Task statement:
Each record below should be repeated precisely as written.

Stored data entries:

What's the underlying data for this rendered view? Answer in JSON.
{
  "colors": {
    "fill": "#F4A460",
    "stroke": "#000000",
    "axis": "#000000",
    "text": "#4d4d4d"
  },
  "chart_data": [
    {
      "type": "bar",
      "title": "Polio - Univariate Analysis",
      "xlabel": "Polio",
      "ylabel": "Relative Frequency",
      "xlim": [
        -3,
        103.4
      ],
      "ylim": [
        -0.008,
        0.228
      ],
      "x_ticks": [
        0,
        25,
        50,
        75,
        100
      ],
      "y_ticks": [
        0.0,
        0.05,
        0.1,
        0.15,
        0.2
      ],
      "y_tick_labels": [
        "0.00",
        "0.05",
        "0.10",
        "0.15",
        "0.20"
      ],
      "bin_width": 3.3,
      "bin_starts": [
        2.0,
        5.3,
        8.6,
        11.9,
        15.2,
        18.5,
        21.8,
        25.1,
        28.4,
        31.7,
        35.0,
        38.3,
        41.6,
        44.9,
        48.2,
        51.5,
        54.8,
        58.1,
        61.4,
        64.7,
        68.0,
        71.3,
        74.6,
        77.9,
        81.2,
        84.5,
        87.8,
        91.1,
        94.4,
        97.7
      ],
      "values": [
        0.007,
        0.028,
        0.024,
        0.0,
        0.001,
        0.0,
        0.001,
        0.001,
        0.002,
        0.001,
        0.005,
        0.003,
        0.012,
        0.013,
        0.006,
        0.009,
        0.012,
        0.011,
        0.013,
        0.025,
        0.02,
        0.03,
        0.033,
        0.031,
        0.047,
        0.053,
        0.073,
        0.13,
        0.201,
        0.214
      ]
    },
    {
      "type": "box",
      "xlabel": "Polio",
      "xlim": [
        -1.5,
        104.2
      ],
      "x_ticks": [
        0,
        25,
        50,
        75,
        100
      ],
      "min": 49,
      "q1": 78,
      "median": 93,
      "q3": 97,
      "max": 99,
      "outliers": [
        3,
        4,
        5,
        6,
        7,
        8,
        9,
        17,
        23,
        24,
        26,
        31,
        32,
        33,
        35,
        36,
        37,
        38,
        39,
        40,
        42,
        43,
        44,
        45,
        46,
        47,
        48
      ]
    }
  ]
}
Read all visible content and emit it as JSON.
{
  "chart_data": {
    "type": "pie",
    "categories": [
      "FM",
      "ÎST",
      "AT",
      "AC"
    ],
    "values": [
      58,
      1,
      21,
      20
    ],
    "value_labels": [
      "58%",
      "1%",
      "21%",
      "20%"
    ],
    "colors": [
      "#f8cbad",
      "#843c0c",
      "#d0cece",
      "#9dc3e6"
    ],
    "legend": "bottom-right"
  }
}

Worked answer:
What's the underlying data for this rendered view? Answer in JSON.
{
  "colors": {
    "fill": "#F4A460",
    "stroke": "#000000",
    "axis": "#000000",
    "text": "#4d4d4d"
  },
  "chart_data": [
    {
      "type": "bar",
      "title": "Polio - Univariate Analysis",
      "xlabel": "Polio",
      "ylabel": "Relative Frequency",
      "xlim": [
        -3,
        103.4
      ],
      "ylim": [
        -0.008,
        0.228
      ],
      "x_ticks": [
        0,
        25,
        50,
        75,
        100
      ],
      "y_ticks": [
        0.0,
        0.05,
        0.1,
        0.15,
        0.2
      ],
      "y_tick_labels": [
        "0.00",
        "0.05",
        "0.10",
        "0.15",
        "0.20"
      ],
      "bin_width": 3.3,
      "bin_starts": [
        2.0,
        5.3,
        8.6,
        11.9,
        15.2,
        18.5,
        21.8,
        25.1,
        28.4,
        31.7,
        35.0,
        38.3,
        41.6,
        44.9,
        48.2,
        51.5,
        54.8,
        58.1,
        61.4,
        64.7,
        68.0,
        71.3,
        74.6,
        77.9,
        81.2,
        84.5,
        87.8,
        91.1,
        94.4,
        97.7
      ],
      "values": [
        0.007,
        0.028,
        0.024,
        0.0,
        0.001,
        0.0,
        0.001,
        0.001,
        0.002,
        0.001,
        0.005,
        0.003,
        0.012,
        0.013,
        0.006,
        0.009,
        0.012,
        0.011,
        0.013,
        0.025,
        0.02,
        0.03,
        0.033,
        0.031,
        0.047,
        0.053,
        0.073,
        0.13,
        0.201,
        0.214
      ]
    },
    {
      "type": "box",
      "xlabel": "Polio",
      "xlim": [
        -1.5,
        104.2
      ],
      "x_ticks": [
        0,
        25,
        50,
        75,
        100
      ],
      "min": 49,
      "q1": 78,
      "median": 93,
      "q3": 97,
      "max": 99,
      "outliers": [
        3,
        4,
        5,
        6,
        7,
        8,
        9,
        17,
        23,
        24,
        26,
        31,
        32,
        33,
        35,
        36,
        37,
        38,
        39,
        40,
        42,
        43,
        44,
        45,
        46,
        47,
        48
      ]
    }
  ]
}
Read all visible content and emit it as JSON.
{
  "chart_data": {
    "type": "pie",
    "categories": [
      "FM",
      "ÎST",
      "AT",
      "AC"
    ],
    "values": [
      58,
      1,
      21,
      20
    ],
    "value_labels": [
      "58%",
      "1%",
      "21%",
      "20%"
    ],
    "colors": [
      "#f8cbad",
      "#843c0c",
      "#d0cece",
      "#9dc3e6"
    ],
    "legend": "bottom-right"
  }
}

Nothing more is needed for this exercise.